» RAW RECORDS:
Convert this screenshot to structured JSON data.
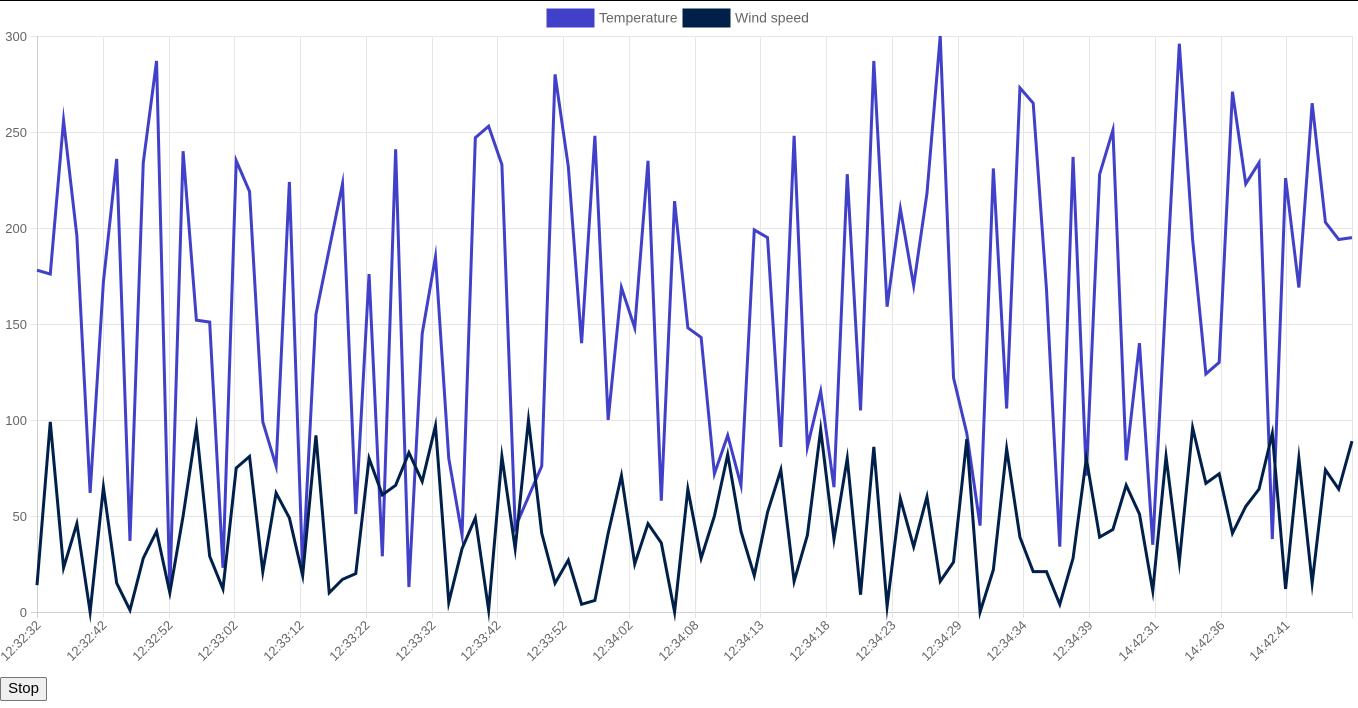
{
  "controls": {
    "stop_label": "Stop"
  },
  "chart_data": {
    "type": "line",
    "legend_position": "top-center",
    "grid": true,
    "ylim": [
      0,
      300
    ],
    "y_ticks": [
      0,
      50,
      100,
      150,
      200,
      250,
      300
    ],
    "x_tick_labels": [
      "12:32:32",
      "12:32:42",
      "12:32:52",
      "12:33:02",
      "12:33:12",
      "12:33:22",
      "12:33:32",
      "12:33:42",
      "12:33:52",
      "12:34:02",
      "12:34:08",
      "12:34:13",
      "12:34:18",
      "12:34:23",
      "12:34:29",
      "12:34:34",
      "12:34:39",
      "14:42:31",
      "14:42:36",
      "14:42:41"
    ],
    "series": [
      {
        "name": "Temperature",
        "color": "#4040c8",
        "values": [
          178,
          176,
          256,
          196,
          62,
          172,
          236,
          37,
          234,
          287,
          11,
          240,
          152,
          151,
          23,
          235,
          219,
          99,
          76,
          224,
          21,
          155,
          189,
          223,
          51,
          176,
          29,
          241,
          13,
          145,
          185,
          80,
          40,
          247,
          253,
          233,
          44,
          60,
          76,
          280,
          232,
          140,
          248,
          100,
          169,
          148,
          235,
          58,
          214,
          148,
          143,
          72,
          92,
          66,
          199,
          195,
          86,
          248,
          86,
          115,
          65,
          228,
          105,
          287,
          159,
          210,
          170,
          218,
          300,
          122,
          93,
          45,
          231,
          106,
          273,
          265,
          168,
          34,
          237,
          71,
          228,
          251,
          79,
          140,
          35,
          166,
          296,
          194,
          124,
          130,
          271,
          223,
          234,
          38,
          226,
          169,
          265,
          203,
          194,
          195
        ]
      },
      {
        "name": "Wind speed",
        "color": "#00204a",
        "values": [
          14,
          99,
          23,
          46,
          0,
          65,
          15,
          1,
          28,
          42,
          10,
          50,
          96,
          29,
          12,
          75,
          81,
          21,
          62,
          49,
          19,
          92,
          10,
          17,
          20,
          80,
          61,
          66,
          83,
          68,
          97,
          5,
          33,
          49,
          1,
          81,
          33,
          100,
          41,
          15,
          27,
          4,
          6,
          41,
          71,
          25,
          46,
          36,
          0,
          64,
          28,
          50,
          82,
          42,
          19,
          52,
          74,
          16,
          40,
          95,
          38,
          80,
          9,
          86,
          3,
          59,
          34,
          60,
          16,
          26,
          90,
          0,
          22,
          85,
          39,
          21,
          21,
          4,
          28,
          80,
          39,
          43,
          66,
          51,
          11,
          81,
          26,
          96,
          67,
          72,
          41,
          55,
          64,
          93,
          12,
          80,
          15,
          74,
          64,
          89
        ]
      }
    ]
  }
}
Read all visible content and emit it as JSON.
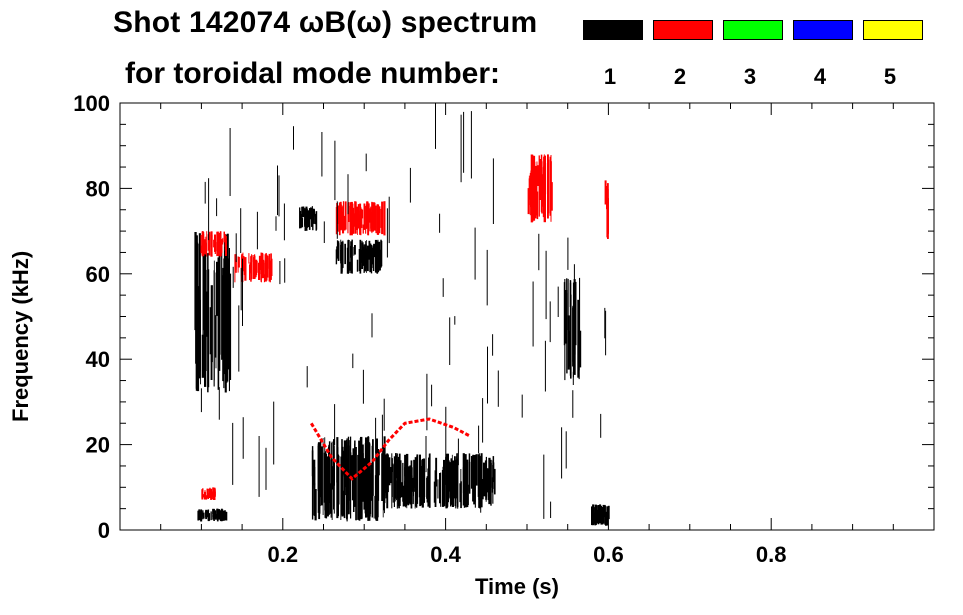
{
  "chart_data": {
    "type": "heatmap",
    "title": "Shot 142074 ωB(ω) spectrum",
    "subtitle": "for toroidal mode number:",
    "xlabel": "Time (s)",
    "ylabel": "Frequency (kHz)",
    "xlim": [
      0.0,
      1.0
    ],
    "ylim": [
      0,
      100
    ],
    "x_ticks": [
      "0.2",
      "0.4",
      "0.6",
      "0.8"
    ],
    "x_tick_values": [
      0.2,
      0.4,
      0.6,
      0.8
    ],
    "y_ticks": [
      "0",
      "20",
      "40",
      "60",
      "80",
      "100"
    ],
    "y_tick_values": [
      0,
      20,
      40,
      60,
      80,
      100
    ],
    "legend": [
      {
        "mode": "1",
        "color": "#000000"
      },
      {
        "mode": "2",
        "color": "#ff0000"
      },
      {
        "mode": "3",
        "color": "#00ff00"
      },
      {
        "mode": "4",
        "color": "#0000ff"
      },
      {
        "mode": "5",
        "color": "#ffff00"
      }
    ],
    "regions": [
      {
        "mode": "1",
        "t": [
          0.09,
          0.135
        ],
        "f": [
          32,
          70
        ]
      },
      {
        "mode": "1",
        "t": [
          0.095,
          0.13
        ],
        "f": [
          2,
          5
        ]
      },
      {
        "mode": "1",
        "t": [
          0.235,
          0.325
        ],
        "f": [
          2,
          22
        ]
      },
      {
        "mode": "1",
        "t": [
          0.325,
          0.46
        ],
        "f": [
          5,
          18
        ]
      },
      {
        "mode": "1",
        "t": [
          0.265,
          0.32
        ],
        "f": [
          60,
          68
        ]
      },
      {
        "mode": "1",
        "t": [
          0.22,
          0.245
        ],
        "f": [
          70,
          76
        ]
      },
      {
        "mode": "1",
        "t": [
          0.545,
          0.565
        ],
        "f": [
          35,
          60
        ]
      },
      {
        "mode": "1",
        "t": [
          0.578,
          0.602
        ],
        "f": [
          1,
          6
        ]
      },
      {
        "mode": "2",
        "t": [
          0.098,
          0.13
        ],
        "f": [
          64,
          70
        ]
      },
      {
        "mode": "2",
        "t": [
          0.265,
          0.325
        ],
        "f": [
          69,
          77
        ]
      },
      {
        "mode": "2",
        "t": [
          0.5,
          0.53
        ],
        "f": [
          72,
          88
        ]
      },
      {
        "mode": "2",
        "t": [
          0.14,
          0.185
        ],
        "f": [
          58,
          65
        ]
      },
      {
        "mode": "2",
        "t": [
          0.098,
          0.12
        ],
        "f": [
          7,
          10
        ]
      },
      {
        "mode": "2",
        "t": [
          0.595,
          0.6
        ],
        "f": [
          68,
          82
        ]
      }
    ],
    "chirps": [
      {
        "mode": "2",
        "points": [
          [
            0.235,
            25
          ],
          [
            0.26,
            17
          ],
          [
            0.285,
            12
          ],
          [
            0.31,
            16
          ],
          [
            0.33,
            21
          ],
          [
            0.35,
            25
          ],
          [
            0.38,
            26
          ],
          [
            0.41,
            24
          ],
          [
            0.43,
            22
          ]
        ]
      }
    ]
  }
}
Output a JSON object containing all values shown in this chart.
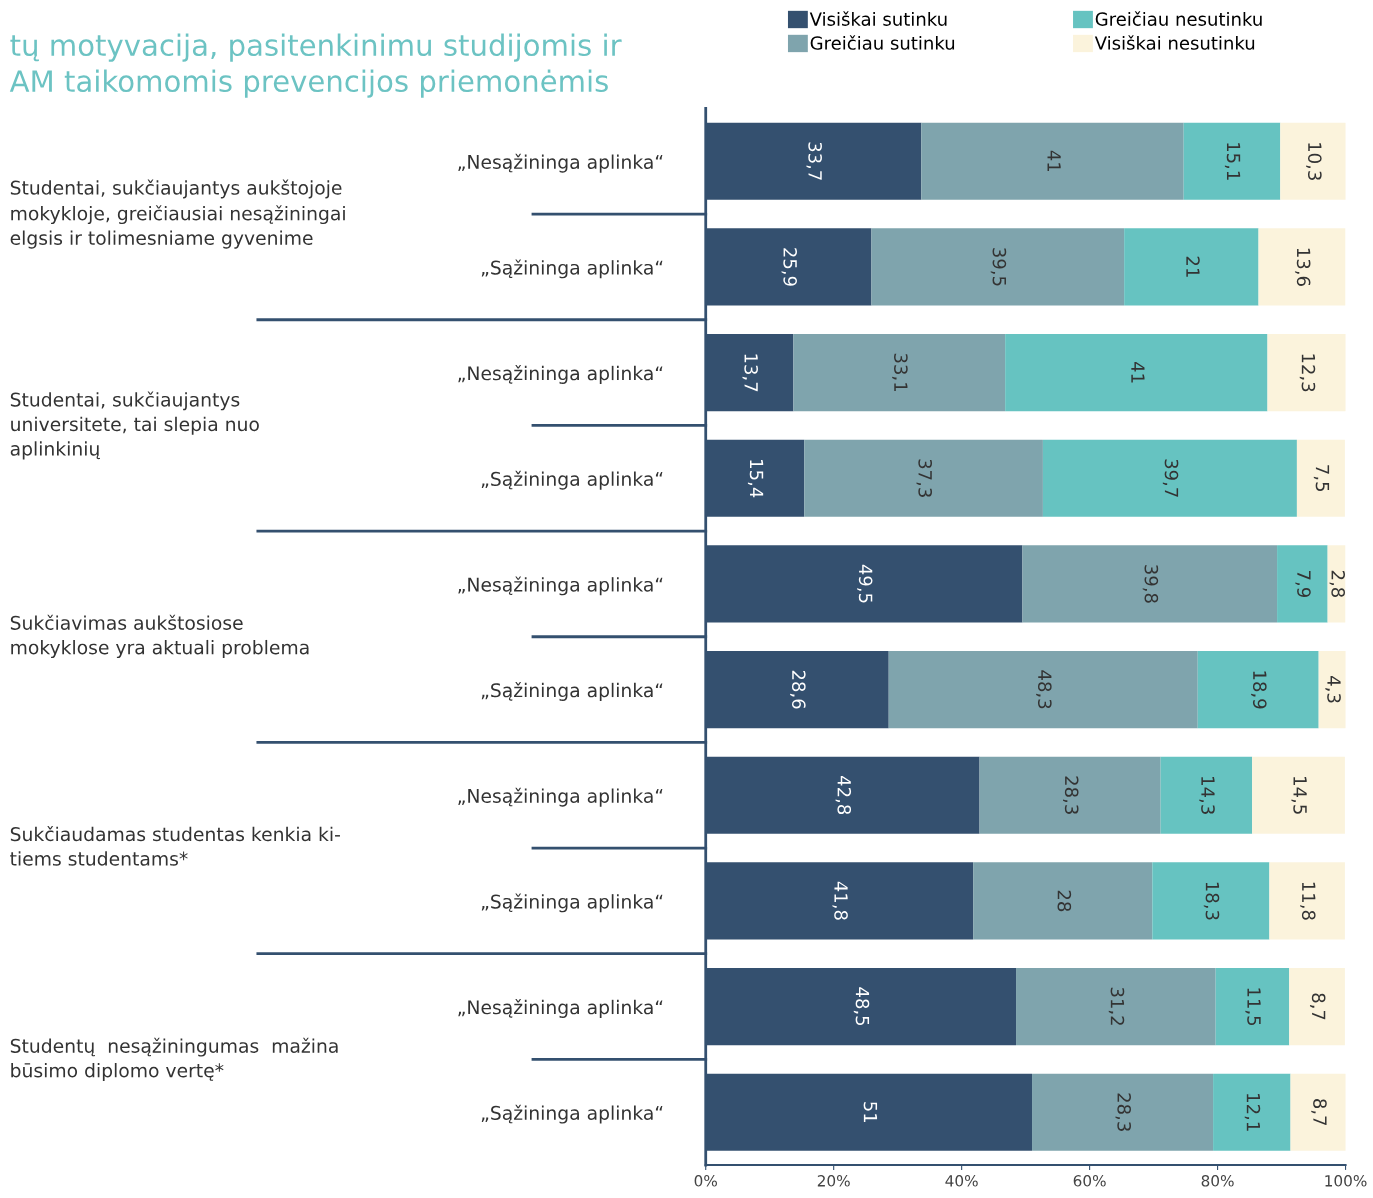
{
  "chart_data": {
    "type": "bar",
    "orientation": "horizontal",
    "stacked": true,
    "title": "tų motyvacija, pasitenkinimu studijomis ir\nAM taikomomis prevencijos priemonėmis",
    "categories": [
      "„Nesąžininga aplinka“",
      "„Sąžininga aplinka“",
      "„Nesąžininga aplinka“",
      "„Sąžininga aplinka“",
      "„Nesąžininga aplinka“",
      "„Sąžininga aplinka“",
      "„Nesąžininga aplinka“",
      "„Sąžininga aplinka“",
      "„Nesąžininga aplinka“",
      "„Sąžininga aplinka“"
    ],
    "series": [
      {
        "name": "Visiškai sutinku",
        "color": "#34506f",
        "values": [
          33.7,
          25.9,
          13.7,
          15.4,
          49.5,
          28.6,
          42.8,
          41.8,
          48.5,
          51
        ],
        "value_labels": [
          "33,7",
          "25,9",
          "13,7",
          "15,4",
          "49,5",
          "28,6",
          "42,8",
          "41,8",
          "48,5",
          "51"
        ]
      },
      {
        "name": "Greičiau sutinku",
        "color": "#7fa4ad",
        "values": [
          41,
          39.5,
          33.1,
          37.3,
          39.8,
          48.3,
          28.3,
          28,
          31.2,
          28.3
        ],
        "value_labels": [
          "41",
          "39,5",
          "33,1",
          "37,3",
          "39,8",
          "48,3",
          "28,3",
          "28",
          "31,2",
          "28,3"
        ]
      },
      {
        "name": "Greičiau nesutinku",
        "color": "#66c3c1",
        "values": [
          15.1,
          21,
          41,
          39.7,
          7.9,
          18.9,
          14.3,
          18.3,
          11.5,
          12.1
        ],
        "value_labels": [
          "15,1",
          "21",
          "41",
          "39,7",
          "7,9",
          "18,9",
          "14,3",
          "18,3",
          "11,5",
          "12,1"
        ]
      },
      {
        "name": "Visiškai nesutinku",
        "color": "#fbf3dc",
        "values": [
          10.3,
          13.6,
          12.3,
          7.5,
          2.8,
          4.3,
          14.5,
          11.8,
          8.7,
          8.7
        ],
        "value_labels": [
          "10,3",
          "13,6",
          "12,3",
          "7,5",
          "2,8",
          "4,3",
          "14,5",
          "11,8",
          "8,7",
          "8,7"
        ]
      }
    ],
    "xlim": [
      0,
      100
    ],
    "xticks": [
      {
        "value": 0,
        "label": "0%"
      },
      {
        "value": 20,
        "label": "20%"
      },
      {
        "value": 40,
        "label": "40%"
      },
      {
        "value": 60,
        "label": "60%"
      },
      {
        "value": 80,
        "label": "80%"
      },
      {
        "value": 100,
        "label": "100%"
      }
    ],
    "grid": false,
    "legend": "top",
    "annotations": [
      "Studentai, sukčiaujantys aukštojoje\nmokykloje, greičiausiai nesąžiningai\nelgsis ir tolimesniame gyvenime",
      "Studentai, sukčiaujantys\nuniversitete, tai slepia nuo\naplinkinių",
      "Sukčiavimas aukštosiose\nmokyklose yra aktuali problema",
      "Sukčiaudamas studentas kenkia ki-\ntiems studentams*",
      "Studentų  nesąžiningumas  mažina\nbūsimo diplomo vertę*"
    ]
  }
}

» EXERCISE REQUIREMENTS: Go through the records. Copy each line where "color" appears.

» ANSWER:
        "color": "#4040c8",
        "color": "#00204a",
        "color": "#000000"
        "color": "#ff0000"
        "color": "#00ff00"
        "color": "#0000ff"
        "color": "#ffff00"
        "color": "#34506f",
        "color": "#7fa4ad",
        "color": "#66c3c1",
        "color": "#fbf3dc",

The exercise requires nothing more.